§ YOUR GOAL:
Below is a listing to write out in full, exactly as given, without its pictures.

§ INFORMATION GIVEN:
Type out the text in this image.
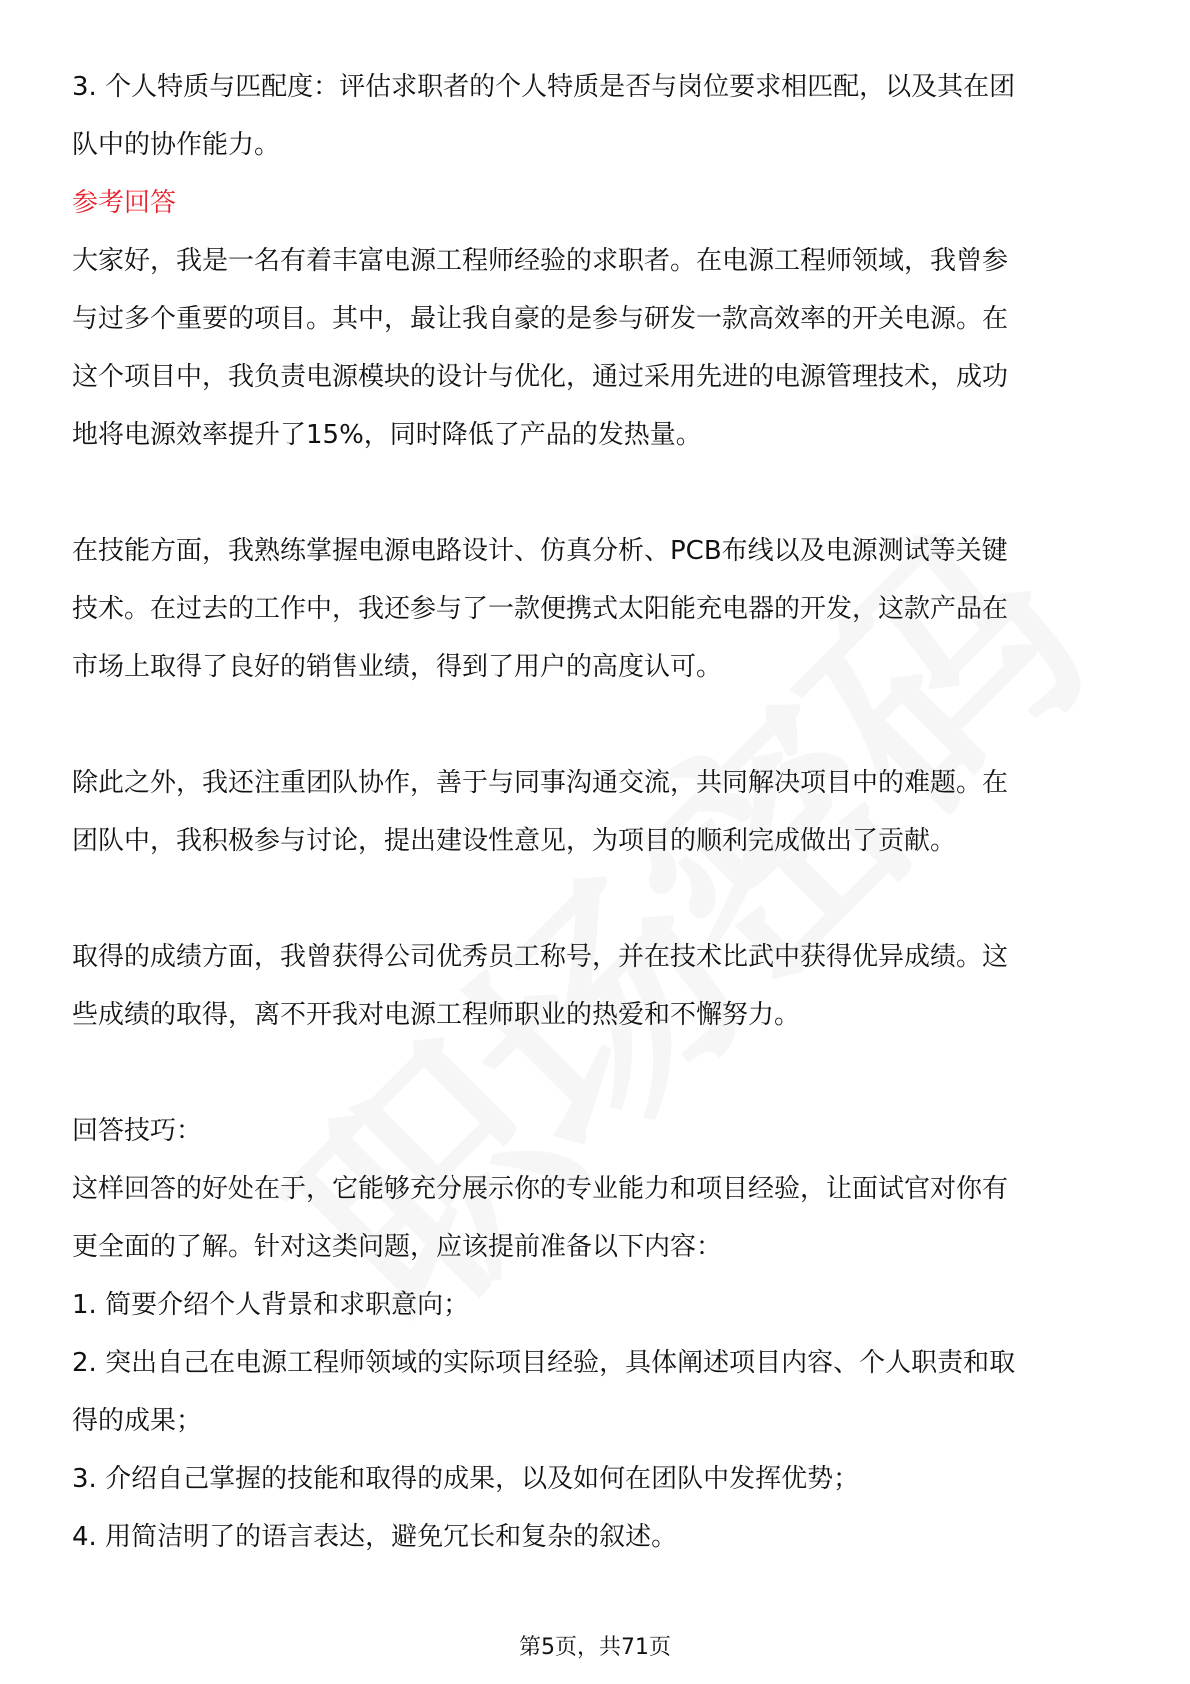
3. 个人特质与匹配度：评估求职者的个人特质是否与岗位要求相匹配，以及其在团
队中的协作能力。
参考回答
大家好，我是一名有着丰富电源工程师经验的求职者。在电源工程师领域，我曾参
与过多个重要的项目。其中，最让我自豪的是参与研发一款高效率的开关电源。在
这个项目中，我负责电源模块的设计与优化，通过采用先进的电源管理技术，成功
地将电源效率提升了15%，同时降低了产品的发热量。
在技能方面，我熟练掌握电源电路设计、仿真分析、PCB布线以及电源测试等关键
技术。在过去的工作中，我还参与了一款便携式太阳能充电器的开发，这款产品在
市场上取得了良好的销售业绩，得到了用户的高度认可。
除此之外，我还注重团队协作，善于与同事沟通交流，共同解决项目中的难题。在
团队中，我积极参与讨论，提出建设性意见，为项目的顺利完成做出了贡献。
取得的成绩方面，我曾获得公司优秀员工称号，并在技术比武中获得优异成绩。这
些成绩的取得，离不开我对电源工程师职业的热爱和不懈努力。
回答技巧：
这样回答的好处在于，它能够充分展示你的专业能力和项目经验，让面试官对你有
更全面的了解。针对这类问题，应该提前准备以下内容：
1. 简要介绍个人背景和求职意向；
2. 突出自己在电源工程师领域的实际项目经验，具体阐述项目内容、个人职责和取
得的成果；
3. 介绍自己掌握的技能和取得的成果，以及如何在团队中发挥优势；
4. 用简洁明了的语言表达，避免冗长和复杂的叙述。
第5页，共71页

§ OUTPUT OF THE TASK:
Type out the text in this image.
3. 个人特质与匹配度：评估求职者的个人特质是否与岗位要求相匹配，以及其在团
队中的协作能力。
参考回答
大家好，我是一名有着丰富电源工程师经验的求职者。在电源工程师领域，我曾参
与过多个重要的项目。其中，最让我自豪的是参与研发一款高效率的开关电源。在
这个项目中，我负责电源模块的设计与优化，通过采用先进的电源管理技术，成功
地将电源效率提升了15%，同时降低了产品的发热量。
在技能方面，我熟练掌握电源电路设计、仿真分析、PCB布线以及电源测试等关键
技术。在过去的工作中，我还参与了一款便携式太阳能充电器的开发，这款产品在
市场上取得了良好的销售业绩，得到了用户的高度认可。
除此之外，我还注重团队协作，善于与同事沟通交流，共同解决项目中的难题。在
团队中，我积极参与讨论，提出建设性意见，为项目的顺利完成做出了贡献。
取得的成绩方面，我曾获得公司优秀员工称号，并在技术比武中获得优异成绩。这
些成绩的取得，离不开我对电源工程师职业的热爱和不懈努力。
回答技巧：
这样回答的好处在于，它能够充分展示你的专业能力和项目经验，让面试官对你有
更全面的了解。针对这类问题，应该提前准备以下内容：
1. 简要介绍个人背景和求职意向；
2. 突出自己在电源工程师领域的实际项目经验，具体阐述项目内容、个人职责和取
得的成果；
3. 介绍自己掌握的技能和取得的成果，以及如何在团队中发挥优势；
4. 用简洁明了的语言表达，避免冗长和复杂的叙述。
第5页，共71页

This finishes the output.